## [Input rows]
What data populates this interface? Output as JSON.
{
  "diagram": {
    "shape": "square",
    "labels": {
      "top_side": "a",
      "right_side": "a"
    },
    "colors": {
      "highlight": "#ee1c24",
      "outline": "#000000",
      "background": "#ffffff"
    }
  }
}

## [What needs to be done]
Output the entries verbatim.

## [Output of the exercise]
What data populates this interface? Output as JSON.
{
  "diagram": {
    "shape": "square",
    "labels": {
      "top_side": "a",
      "right_side": "a"
    },
    "colors": {
      "highlight": "#ee1c24",
      "outline": "#000000",
      "background": "#ffffff"
    }
  }
}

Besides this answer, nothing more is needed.